» LISTED RECORDS
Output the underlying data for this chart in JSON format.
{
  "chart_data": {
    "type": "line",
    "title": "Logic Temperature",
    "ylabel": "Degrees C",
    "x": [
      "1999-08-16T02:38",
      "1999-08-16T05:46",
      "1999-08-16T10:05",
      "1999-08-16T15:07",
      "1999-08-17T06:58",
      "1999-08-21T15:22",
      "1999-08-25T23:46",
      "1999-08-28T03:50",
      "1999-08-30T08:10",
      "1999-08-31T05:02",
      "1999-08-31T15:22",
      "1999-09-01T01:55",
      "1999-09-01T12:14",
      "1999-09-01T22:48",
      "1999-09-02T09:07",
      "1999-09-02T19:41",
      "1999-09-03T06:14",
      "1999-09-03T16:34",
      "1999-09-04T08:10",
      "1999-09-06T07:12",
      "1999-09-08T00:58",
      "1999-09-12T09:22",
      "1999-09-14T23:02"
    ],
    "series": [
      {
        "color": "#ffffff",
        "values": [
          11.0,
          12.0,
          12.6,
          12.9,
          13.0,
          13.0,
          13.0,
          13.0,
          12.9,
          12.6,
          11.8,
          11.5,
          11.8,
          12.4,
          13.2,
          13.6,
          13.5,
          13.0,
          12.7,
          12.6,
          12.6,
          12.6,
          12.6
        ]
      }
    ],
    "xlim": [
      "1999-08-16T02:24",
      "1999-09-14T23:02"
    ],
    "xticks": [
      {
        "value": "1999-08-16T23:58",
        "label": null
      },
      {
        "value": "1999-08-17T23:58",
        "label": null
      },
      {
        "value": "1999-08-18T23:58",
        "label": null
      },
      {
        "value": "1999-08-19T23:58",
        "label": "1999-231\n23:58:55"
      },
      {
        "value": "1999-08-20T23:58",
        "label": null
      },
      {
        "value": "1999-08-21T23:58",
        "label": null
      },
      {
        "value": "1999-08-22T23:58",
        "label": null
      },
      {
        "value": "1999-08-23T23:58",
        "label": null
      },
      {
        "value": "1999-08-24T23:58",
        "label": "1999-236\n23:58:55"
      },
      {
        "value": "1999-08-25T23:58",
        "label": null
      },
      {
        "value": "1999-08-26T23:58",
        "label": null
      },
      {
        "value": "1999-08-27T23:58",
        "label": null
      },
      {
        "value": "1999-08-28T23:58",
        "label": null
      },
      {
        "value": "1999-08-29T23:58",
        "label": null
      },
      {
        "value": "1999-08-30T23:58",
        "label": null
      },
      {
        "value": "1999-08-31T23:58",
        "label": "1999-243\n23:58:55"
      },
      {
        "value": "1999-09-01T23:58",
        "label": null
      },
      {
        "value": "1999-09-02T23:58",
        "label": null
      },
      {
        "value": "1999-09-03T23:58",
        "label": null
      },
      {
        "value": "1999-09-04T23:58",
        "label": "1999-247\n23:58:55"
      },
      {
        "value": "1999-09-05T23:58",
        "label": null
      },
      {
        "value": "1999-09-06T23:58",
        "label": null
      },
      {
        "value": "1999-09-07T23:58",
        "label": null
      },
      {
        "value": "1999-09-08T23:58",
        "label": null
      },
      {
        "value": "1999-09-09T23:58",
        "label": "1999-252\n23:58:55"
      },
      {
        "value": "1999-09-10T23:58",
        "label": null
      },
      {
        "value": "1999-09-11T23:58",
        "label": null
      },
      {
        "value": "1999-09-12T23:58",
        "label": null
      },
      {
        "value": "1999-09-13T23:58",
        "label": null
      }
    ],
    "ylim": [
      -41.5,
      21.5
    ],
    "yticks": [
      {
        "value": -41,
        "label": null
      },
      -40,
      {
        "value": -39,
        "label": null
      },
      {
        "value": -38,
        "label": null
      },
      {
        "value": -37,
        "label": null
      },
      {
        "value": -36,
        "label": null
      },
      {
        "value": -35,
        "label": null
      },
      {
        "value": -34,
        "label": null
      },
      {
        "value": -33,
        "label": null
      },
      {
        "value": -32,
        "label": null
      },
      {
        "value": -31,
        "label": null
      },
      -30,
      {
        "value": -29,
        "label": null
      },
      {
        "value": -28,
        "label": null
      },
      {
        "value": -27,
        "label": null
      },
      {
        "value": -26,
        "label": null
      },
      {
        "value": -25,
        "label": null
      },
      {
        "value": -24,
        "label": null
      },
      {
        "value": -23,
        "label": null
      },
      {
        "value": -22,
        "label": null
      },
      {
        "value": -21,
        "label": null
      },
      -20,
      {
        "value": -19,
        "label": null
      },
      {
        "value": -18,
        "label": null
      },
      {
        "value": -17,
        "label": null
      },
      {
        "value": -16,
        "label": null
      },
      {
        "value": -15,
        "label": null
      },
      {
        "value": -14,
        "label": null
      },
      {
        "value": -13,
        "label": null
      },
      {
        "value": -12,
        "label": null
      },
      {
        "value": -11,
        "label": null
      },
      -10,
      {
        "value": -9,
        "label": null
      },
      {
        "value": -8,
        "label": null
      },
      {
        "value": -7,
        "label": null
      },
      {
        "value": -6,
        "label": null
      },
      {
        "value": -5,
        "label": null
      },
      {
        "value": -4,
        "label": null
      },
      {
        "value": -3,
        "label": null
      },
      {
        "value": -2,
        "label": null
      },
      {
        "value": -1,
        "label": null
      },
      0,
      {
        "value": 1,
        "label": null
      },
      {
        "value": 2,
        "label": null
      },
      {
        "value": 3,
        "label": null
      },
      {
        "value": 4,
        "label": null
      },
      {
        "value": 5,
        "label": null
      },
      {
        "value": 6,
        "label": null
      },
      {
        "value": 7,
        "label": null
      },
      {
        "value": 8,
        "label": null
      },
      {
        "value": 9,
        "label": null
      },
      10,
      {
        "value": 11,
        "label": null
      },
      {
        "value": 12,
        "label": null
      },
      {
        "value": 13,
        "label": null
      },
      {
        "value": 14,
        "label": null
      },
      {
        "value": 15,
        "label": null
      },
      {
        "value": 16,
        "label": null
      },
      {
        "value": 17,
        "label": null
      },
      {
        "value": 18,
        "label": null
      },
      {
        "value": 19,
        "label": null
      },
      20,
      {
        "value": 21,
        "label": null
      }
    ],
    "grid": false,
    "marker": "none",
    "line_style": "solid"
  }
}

» PROBLEM REQUIREMENTS
Transcribe each record exactly. Leave nothing out.

» ANSWER TO THIS EXERCISE
Output the underlying data for this chart in JSON format.
{
  "chart_data": {
    "type": "line",
    "title": "Logic Temperature",
    "ylabel": "Degrees C",
    "x": [
      "1999-08-16T02:38",
      "1999-08-16T05:46",
      "1999-08-16T10:05",
      "1999-08-16T15:07",
      "1999-08-17T06:58",
      "1999-08-21T15:22",
      "1999-08-25T23:46",
      "1999-08-28T03:50",
      "1999-08-30T08:10",
      "1999-08-31T05:02",
      "1999-08-31T15:22",
      "1999-09-01T01:55",
      "1999-09-01T12:14",
      "1999-09-01T22:48",
      "1999-09-02T09:07",
      "1999-09-02T19:41",
      "1999-09-03T06:14",
      "1999-09-03T16:34",
      "1999-09-04T08:10",
      "1999-09-06T07:12",
      "1999-09-08T00:58",
      "1999-09-12T09:22",
      "1999-09-14T23:02"
    ],
    "series": [
      {
        "color": "#ffffff",
        "values": [
          11.0,
          12.0,
          12.6,
          12.9,
          13.0,
          13.0,
          13.0,
          13.0,
          12.9,
          12.6,
          11.8,
          11.5,
          11.8,
          12.4,
          13.2,
          13.6,
          13.5,
          13.0,
          12.7,
          12.6,
          12.6,
          12.6,
          12.6
        ]
      }
    ],
    "xlim": [
      "1999-08-16T02:24",
      "1999-09-14T23:02"
    ],
    "xticks": [
      {
        "value": "1999-08-16T23:58",
        "label": null
      },
      {
        "value": "1999-08-17T23:58",
        "label": null
      },
      {
        "value": "1999-08-18T23:58",
        "label": null
      },
      {
        "value": "1999-08-19T23:58",
        "label": "1999-231\n23:58:55"
      },
      {
        "value": "1999-08-20T23:58",
        "label": null
      },
      {
        "value": "1999-08-21T23:58",
        "label": null
      },
      {
        "value": "1999-08-22T23:58",
        "label": null
      },
      {
        "value": "1999-08-23T23:58",
        "label": null
      },
      {
        "value": "1999-08-24T23:58",
        "label": "1999-236\n23:58:55"
      },
      {
        "value": "1999-08-25T23:58",
        "label": null
      },
      {
        "value": "1999-08-26T23:58",
        "label": null
      },
      {
        "value": "1999-08-27T23:58",
        "label": null
      },
      {
        "value": "1999-08-28T23:58",
        "label": null
      },
      {
        "value": "1999-08-29T23:58",
        "label": null
      },
      {
        "value": "1999-08-30T23:58",
        "label": null
      },
      {
        "value": "1999-08-31T23:58",
        "label": "1999-243\n23:58:55"
      },
      {
        "value": "1999-09-01T23:58",
        "label": null
      },
      {
        "value": "1999-09-02T23:58",
        "label": null
      },
      {
        "value": "1999-09-03T23:58",
        "label": null
      },
      {
        "value": "1999-09-04T23:58",
        "label": "1999-247\n23:58:55"
      },
      {
        "value": "1999-09-05T23:58",
        "label": null
      },
      {
        "value": "1999-09-06T23:58",
        "label": null
      },
      {
        "value": "1999-09-07T23:58",
        "label": null
      },
      {
        "value": "1999-09-08T23:58",
        "label": null
      },
      {
        "value": "1999-09-09T23:58",
        "label": "1999-252\n23:58:55"
      },
      {
        "value": "1999-09-10T23:58",
        "label": null
      },
      {
        "value": "1999-09-11T23:58",
        "label": null
      },
      {
        "value": "1999-09-12T23:58",
        "label": null
      },
      {
        "value": "1999-09-13T23:58",
        "label": null
      }
    ],
    "ylim": [
      -41.5,
      21.5
    ],
    "yticks": [
      {
        "value": -41,
        "label": null
      },
      -40,
      {
        "value": -39,
        "label": null
      },
      {
        "value": -38,
        "label": null
      },
      {
        "value": -37,
        "label": null
      },
      {
        "value": -36,
        "label": null
      },
      {
        "value": -35,
        "label": null
      },
      {
        "value": -34,
        "label": null
      },
      {
        "value": -33,
        "label": null
      },
      {
        "value": -32,
        "label": null
      },
      {
        "value": -31,
        "label": null
      },
      -30,
      {
        "value": -29,
        "label": null
      },
      {
        "value": -28,
        "label": null
      },
      {
        "value": -27,
        "label": null
      },
      {
        "value": -26,
        "label": null
      },
      {
        "value": -25,
        "label": null
      },
      {
        "value": -24,
        "label": null
      },
      {
        "value": -23,
        "label": null
      },
      {
        "value": -22,
        "label": null
      },
      {
        "value": -21,
        "label": null
      },
      -20,
      {
        "value": -19,
        "label": null
      },
      {
        "value": -18,
        "label": null
      },
      {
        "value": -17,
        "label": null
      },
      {
        "value": -16,
        "label": null
      },
      {
        "value": -15,
        "label": null
      },
      {
        "value": -14,
        "label": null
      },
      {
        "value": -13,
        "label": null
      },
      {
        "value": -12,
        "label": null
      },
      {
        "value": -11,
        "label": null
      },
      -10,
      {
        "value": -9,
        "label": null
      },
      {
        "value": -8,
        "label": null
      },
      {
        "value": -7,
        "label": null
      },
      {
        "value": -6,
        "label": null
      },
      {
        "value": -5,
        "label": null
      },
      {
        "value": -4,
        "label": null
      },
      {
        "value": -3,
        "label": null
      },
      {
        "value": -2,
        "label": null
      },
      {
        "value": -1,
        "label": null
      },
      0,
      {
        "value": 1,
        "label": null
      },
      {
        "value": 2,
        "label": null
      },
      {
        "value": 3,
        "label": null
      },
      {
        "value": 4,
        "label": null
      },
      {
        "value": 5,
        "label": null
      },
      {
        "value": 6,
        "label": null
      },
      {
        "value": 7,
        "label": null
      },
      {
        "value": 8,
        "label": null
      },
      {
        "value": 9,
        "label": null
      },
      10,
      {
        "value": 11,
        "label": null
      },
      {
        "value": 12,
        "label": null
      },
      {
        "value": 13,
        "label": null
      },
      {
        "value": 14,
        "label": null
      },
      {
        "value": 15,
        "label": null
      },
      {
        "value": 16,
        "label": null
      },
      {
        "value": 17,
        "label": null
      },
      {
        "value": 18,
        "label": null
      },
      {
        "value": 19,
        "label": null
      },
      20,
      {
        "value": 21,
        "label": null
      }
    ],
    "grid": false,
    "marker": "none",
    "line_style": "solid"
  }
}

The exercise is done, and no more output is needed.